── Input rows

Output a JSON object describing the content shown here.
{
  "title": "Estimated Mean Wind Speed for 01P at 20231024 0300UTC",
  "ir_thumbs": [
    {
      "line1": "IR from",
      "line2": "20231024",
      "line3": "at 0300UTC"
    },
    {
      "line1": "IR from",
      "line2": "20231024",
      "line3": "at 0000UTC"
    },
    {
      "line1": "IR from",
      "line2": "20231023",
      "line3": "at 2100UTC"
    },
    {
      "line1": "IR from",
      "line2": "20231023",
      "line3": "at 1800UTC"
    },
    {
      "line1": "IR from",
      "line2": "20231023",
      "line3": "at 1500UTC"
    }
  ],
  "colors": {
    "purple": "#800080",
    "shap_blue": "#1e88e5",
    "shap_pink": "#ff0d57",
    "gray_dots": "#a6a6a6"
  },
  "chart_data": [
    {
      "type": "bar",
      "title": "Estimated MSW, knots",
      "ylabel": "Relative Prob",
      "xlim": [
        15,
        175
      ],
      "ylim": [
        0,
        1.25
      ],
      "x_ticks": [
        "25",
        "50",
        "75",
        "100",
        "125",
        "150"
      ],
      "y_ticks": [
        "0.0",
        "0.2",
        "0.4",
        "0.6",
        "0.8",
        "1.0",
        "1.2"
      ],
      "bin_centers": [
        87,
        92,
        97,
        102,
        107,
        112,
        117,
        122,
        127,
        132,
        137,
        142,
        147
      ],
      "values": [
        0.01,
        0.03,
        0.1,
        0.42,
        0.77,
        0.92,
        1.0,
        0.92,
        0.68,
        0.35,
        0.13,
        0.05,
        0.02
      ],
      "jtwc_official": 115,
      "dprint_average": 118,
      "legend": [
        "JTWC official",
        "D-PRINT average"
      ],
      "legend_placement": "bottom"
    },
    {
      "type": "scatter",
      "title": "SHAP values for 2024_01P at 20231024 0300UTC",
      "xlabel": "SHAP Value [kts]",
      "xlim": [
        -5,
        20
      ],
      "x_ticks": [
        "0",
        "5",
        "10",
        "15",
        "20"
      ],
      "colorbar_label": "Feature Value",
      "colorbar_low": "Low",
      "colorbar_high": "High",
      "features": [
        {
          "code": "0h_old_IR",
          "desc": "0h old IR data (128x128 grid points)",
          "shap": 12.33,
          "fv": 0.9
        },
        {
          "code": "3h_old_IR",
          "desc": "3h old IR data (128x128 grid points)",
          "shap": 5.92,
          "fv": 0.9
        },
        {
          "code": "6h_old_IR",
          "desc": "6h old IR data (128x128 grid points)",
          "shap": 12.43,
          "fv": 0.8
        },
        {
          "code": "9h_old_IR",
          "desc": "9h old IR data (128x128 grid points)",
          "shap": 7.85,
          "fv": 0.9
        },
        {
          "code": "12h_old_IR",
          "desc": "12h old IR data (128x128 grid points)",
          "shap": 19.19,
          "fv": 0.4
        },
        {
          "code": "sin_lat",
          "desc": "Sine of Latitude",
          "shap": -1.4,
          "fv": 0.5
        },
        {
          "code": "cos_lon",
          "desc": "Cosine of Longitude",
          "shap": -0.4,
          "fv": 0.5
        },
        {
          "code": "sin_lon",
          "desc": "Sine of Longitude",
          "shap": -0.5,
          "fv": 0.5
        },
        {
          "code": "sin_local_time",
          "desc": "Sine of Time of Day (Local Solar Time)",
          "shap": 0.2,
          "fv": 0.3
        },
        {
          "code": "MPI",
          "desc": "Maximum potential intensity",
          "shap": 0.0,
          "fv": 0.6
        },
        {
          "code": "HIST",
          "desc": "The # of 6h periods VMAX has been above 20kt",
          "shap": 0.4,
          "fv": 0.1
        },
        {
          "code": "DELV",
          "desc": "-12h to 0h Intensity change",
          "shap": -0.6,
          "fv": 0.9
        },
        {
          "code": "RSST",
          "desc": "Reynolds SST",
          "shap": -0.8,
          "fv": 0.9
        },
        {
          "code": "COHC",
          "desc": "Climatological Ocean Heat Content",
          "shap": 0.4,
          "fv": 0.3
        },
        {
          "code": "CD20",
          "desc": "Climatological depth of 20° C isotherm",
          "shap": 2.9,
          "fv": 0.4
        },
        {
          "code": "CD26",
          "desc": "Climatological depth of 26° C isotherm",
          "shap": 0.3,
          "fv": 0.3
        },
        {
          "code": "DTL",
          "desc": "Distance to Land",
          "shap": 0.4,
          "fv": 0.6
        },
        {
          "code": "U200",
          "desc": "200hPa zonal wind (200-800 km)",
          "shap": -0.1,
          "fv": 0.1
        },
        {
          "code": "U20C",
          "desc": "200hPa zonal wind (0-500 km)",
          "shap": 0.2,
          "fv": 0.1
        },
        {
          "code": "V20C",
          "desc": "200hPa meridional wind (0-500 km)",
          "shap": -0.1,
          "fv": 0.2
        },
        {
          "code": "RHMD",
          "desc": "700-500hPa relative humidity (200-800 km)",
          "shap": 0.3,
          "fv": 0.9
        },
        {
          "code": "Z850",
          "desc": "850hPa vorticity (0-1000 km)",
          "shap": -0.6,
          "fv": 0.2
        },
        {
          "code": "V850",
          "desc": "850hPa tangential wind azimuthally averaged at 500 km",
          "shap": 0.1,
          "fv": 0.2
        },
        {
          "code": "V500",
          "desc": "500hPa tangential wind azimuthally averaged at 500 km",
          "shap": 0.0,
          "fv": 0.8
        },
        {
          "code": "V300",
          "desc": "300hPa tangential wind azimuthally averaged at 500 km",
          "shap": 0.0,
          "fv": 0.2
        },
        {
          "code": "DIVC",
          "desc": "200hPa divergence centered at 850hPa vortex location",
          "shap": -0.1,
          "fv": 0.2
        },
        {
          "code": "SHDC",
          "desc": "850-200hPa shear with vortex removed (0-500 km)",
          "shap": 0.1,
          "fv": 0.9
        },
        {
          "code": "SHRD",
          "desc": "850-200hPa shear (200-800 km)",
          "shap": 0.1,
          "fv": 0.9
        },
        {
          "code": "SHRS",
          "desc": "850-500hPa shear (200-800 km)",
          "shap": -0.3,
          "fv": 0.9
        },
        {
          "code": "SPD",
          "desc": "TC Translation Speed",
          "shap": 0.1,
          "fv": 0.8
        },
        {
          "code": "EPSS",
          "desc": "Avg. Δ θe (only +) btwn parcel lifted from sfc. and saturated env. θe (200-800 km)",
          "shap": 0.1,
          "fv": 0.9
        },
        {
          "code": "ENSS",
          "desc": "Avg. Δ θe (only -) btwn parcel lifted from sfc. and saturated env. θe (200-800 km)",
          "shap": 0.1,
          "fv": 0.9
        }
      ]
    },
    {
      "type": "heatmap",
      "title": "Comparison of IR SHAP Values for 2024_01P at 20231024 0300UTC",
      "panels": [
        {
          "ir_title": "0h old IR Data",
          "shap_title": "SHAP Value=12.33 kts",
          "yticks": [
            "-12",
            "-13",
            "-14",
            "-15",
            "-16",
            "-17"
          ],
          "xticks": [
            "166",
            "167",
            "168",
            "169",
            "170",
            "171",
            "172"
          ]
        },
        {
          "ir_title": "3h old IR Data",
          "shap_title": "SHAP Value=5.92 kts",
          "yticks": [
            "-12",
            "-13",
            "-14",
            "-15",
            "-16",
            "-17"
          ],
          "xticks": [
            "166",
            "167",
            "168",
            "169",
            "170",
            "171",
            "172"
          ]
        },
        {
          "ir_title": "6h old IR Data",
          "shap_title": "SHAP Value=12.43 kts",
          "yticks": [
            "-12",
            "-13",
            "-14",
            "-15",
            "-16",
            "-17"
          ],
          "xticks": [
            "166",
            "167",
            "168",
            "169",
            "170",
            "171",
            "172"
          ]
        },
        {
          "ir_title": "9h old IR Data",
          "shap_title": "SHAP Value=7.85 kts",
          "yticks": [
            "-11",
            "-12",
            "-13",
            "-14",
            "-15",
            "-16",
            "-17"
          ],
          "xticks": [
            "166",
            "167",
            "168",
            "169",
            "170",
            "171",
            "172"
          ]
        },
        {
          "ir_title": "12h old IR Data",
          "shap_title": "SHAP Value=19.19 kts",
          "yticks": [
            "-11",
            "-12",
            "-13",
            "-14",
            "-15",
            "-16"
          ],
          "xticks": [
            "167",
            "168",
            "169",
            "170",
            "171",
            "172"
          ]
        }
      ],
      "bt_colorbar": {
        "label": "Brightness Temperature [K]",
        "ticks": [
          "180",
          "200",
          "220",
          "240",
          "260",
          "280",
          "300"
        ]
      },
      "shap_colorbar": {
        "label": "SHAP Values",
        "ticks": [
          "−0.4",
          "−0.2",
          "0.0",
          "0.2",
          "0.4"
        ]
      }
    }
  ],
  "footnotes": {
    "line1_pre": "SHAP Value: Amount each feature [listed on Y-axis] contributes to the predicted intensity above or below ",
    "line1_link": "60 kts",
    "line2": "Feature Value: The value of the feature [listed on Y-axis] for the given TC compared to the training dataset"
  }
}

────

* Problem statement *
Identify the lines that contain the string "listed", and copy every one of them.

* Answer for the task *
    "line1_pre": "SHAP Value: Amount each feature [listed on Y-axis] contributes to the predicted intensity above or below ",
    "line2": "Feature Value: The value of the feature [listed on Y-axis] for the given TC compared to the training dataset"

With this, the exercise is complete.